*DOCUMENT EXCERPT*:
»»

To make these ideas more concrete, allow me to reference an example from the Structure and Interpretation of Computer Programs book in terms of abstraction barriers.

Example: Arithmetic Operations for Rational Numbers

Let’s say we wanted to create a program to perform arithmetic with rational numbers. The ADT would be a rational number, and the programs that use the ADT would be the functions to add, subtract, multiply, and delete rational numbers.

A good first step then is to think about how we might represent a rational number with primitives. There are two parts to a rational number — a numerator and a denominator, and so our primitive would need to be able to express these two parts as one entity. For the sake of simplicity, we can use an array of two values, and our constructor function would be:

function makeRational(numerator, denominator) {
  return [numerator, denominator]; // the primitive is this array
}

Doing arithmetic with rational numbers entails selecting just one part of a rational number as the formulas for these operations require us to pick apart the operands and combine them in different ways:

We therefore need a way to retrieve just one value in the array — the first element to get the numerator, and the second element to get the denominator. Again, we wouldn’t want the functions that perform the arithmetic to know about how we implement our rational number, so we create selectors to do this job:

function numer(rationalNumber) {
  return rationalNumber[0];
}

function denom(rationalNumber) {
  return rationalNumber[1];
}

With our selectors and constructors in place, we can start creating our arithmetic operations to work with our ADT. It’s a matter of creating a rational number with our constructor, and using our selectors to pick out numerators and denominators so we can combine them according to the formulas in Figure 2.

««

*REQUIRED TASK 1*: In the passage on rational-number arithmetic, change "ADT" to "abstract data type" throughout the part that opens with the words containing "To make these" and closes with "delete rational numbers.", then give that part again.

[Rows from a dataset]
»»

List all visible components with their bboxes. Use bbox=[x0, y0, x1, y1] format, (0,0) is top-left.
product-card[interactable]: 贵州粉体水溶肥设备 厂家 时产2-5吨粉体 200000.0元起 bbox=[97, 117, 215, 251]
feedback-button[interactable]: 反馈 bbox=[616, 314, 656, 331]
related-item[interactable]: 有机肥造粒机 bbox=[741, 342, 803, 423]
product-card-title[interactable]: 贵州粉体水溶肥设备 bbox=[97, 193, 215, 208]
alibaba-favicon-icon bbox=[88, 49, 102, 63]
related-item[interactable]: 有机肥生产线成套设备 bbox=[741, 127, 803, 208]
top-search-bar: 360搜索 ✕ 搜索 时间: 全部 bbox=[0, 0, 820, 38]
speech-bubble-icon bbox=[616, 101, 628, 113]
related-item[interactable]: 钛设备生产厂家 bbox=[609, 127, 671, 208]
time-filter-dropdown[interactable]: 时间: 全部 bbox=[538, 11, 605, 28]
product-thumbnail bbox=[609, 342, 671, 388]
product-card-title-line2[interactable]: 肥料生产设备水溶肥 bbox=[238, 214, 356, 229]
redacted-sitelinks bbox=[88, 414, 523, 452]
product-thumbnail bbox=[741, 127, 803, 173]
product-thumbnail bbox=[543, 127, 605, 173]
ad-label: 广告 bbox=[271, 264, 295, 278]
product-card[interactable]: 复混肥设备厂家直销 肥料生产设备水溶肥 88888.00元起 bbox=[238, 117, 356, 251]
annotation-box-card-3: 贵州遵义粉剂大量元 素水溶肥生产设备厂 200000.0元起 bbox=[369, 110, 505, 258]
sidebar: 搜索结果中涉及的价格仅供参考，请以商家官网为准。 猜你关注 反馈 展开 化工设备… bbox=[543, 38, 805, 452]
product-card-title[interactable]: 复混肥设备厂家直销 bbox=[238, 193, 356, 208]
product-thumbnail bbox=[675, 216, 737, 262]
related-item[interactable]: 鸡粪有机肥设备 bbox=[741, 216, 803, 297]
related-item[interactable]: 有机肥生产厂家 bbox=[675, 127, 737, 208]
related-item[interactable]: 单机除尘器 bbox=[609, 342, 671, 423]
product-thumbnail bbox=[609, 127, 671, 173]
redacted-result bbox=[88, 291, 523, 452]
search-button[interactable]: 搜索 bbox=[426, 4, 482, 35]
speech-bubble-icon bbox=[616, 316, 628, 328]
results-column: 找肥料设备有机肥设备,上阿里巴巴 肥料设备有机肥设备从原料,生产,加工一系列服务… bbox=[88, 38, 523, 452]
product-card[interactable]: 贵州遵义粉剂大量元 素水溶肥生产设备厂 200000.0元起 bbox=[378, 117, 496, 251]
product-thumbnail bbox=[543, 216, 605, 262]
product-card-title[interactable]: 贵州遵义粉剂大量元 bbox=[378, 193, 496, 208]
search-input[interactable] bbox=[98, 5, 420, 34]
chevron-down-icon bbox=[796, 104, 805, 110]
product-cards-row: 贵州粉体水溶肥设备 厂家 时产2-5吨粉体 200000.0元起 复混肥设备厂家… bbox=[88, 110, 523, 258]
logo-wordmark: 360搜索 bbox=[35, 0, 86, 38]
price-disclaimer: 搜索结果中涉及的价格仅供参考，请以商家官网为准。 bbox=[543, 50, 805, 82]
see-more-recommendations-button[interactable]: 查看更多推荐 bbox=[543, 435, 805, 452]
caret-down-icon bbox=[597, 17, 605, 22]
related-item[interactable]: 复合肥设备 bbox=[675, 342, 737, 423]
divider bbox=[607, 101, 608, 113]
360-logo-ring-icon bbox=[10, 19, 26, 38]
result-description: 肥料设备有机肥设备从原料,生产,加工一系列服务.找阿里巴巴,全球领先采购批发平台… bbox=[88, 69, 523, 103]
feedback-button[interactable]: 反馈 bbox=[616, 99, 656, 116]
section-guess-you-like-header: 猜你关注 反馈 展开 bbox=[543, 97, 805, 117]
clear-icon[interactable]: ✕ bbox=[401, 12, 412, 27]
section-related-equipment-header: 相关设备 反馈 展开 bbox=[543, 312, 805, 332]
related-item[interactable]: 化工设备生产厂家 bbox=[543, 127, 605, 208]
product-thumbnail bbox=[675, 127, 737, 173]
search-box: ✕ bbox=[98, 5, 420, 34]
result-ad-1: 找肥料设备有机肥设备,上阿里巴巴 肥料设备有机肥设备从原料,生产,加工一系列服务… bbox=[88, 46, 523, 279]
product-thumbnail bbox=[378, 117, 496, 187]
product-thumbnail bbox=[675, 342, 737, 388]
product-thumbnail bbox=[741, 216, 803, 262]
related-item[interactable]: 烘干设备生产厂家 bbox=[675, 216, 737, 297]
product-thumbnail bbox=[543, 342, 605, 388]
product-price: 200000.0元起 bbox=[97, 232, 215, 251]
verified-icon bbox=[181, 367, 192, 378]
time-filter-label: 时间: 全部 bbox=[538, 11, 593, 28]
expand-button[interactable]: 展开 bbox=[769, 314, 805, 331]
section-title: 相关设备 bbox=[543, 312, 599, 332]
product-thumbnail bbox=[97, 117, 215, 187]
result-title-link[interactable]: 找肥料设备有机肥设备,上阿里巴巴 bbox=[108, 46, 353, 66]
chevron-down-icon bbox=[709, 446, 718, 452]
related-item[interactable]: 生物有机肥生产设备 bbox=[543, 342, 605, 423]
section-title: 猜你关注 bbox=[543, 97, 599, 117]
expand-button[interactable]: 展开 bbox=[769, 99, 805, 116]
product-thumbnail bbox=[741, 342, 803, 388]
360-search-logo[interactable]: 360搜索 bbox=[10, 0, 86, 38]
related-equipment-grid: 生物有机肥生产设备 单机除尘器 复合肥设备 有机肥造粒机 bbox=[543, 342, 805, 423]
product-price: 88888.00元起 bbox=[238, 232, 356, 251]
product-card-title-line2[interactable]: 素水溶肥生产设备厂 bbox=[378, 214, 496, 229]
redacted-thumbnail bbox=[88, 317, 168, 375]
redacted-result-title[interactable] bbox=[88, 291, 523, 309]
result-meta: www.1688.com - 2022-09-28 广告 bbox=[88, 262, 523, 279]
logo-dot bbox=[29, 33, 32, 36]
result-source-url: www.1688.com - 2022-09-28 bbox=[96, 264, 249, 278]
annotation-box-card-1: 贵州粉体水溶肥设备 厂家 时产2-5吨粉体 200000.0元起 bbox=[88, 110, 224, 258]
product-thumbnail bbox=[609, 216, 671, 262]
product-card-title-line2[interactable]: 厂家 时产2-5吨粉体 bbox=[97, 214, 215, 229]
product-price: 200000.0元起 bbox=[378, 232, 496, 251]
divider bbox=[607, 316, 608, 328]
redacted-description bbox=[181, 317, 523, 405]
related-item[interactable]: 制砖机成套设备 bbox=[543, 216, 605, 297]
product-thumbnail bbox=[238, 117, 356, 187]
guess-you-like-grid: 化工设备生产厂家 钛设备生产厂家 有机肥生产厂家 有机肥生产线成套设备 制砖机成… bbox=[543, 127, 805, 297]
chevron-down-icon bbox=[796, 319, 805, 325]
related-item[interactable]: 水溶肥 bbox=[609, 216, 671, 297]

««

*REQUIRED TASK 2*: Reproduce the records without any change from their first line through the line that contains "related-item[interactable]: 钛设备生产厂家 bbox=[609, 127, 671, 208]", including that line, and give nothing beyond it.

*TASK RESULT 1*:
To make these ideas more concrete, allow me to reference an example from the Structure and Interpretation of Computer Programs book in terms of abstraction barriers.

Example: Arithmetic Operations for Rational Numbers

Let’s say we wanted to create a program to perform arithmetic with rational numbers. The abstract data type would be a rational number, and the programs that use the abstract data type would be the functions to add, subtract, multiply, and delete rational numbers.

*TASK RESULT 2*:
List all visible components with their bboxes. Use bbox=[x0, y0, x1, y1] format, (0,0) is top-left.
product-card[interactable]: 贵州粉体水溶肥设备 厂家 时产2-5吨粉体 200000.0元起 bbox=[97, 117, 215, 251]
feedback-button[interactable]: 反馈 bbox=[616, 314, 656, 331]
related-item[interactable]: 有机肥造粒机 bbox=[741, 342, 803, 423]
product-card-title[interactable]: 贵州粉体水溶肥设备 bbox=[97, 193, 215, 208]
alibaba-favicon-icon bbox=[88, 49, 102, 63]
related-item[interactable]: 有机肥生产线成套设备 bbox=[741, 127, 803, 208]
top-search-bar: 360搜索 ✕ 搜索 时间: 全部 bbox=[0, 0, 820, 38]
speech-bubble-icon bbox=[616, 101, 628, 113]
related-item[interactable]: 钛设备生产厂家 bbox=[609, 127, 671, 208]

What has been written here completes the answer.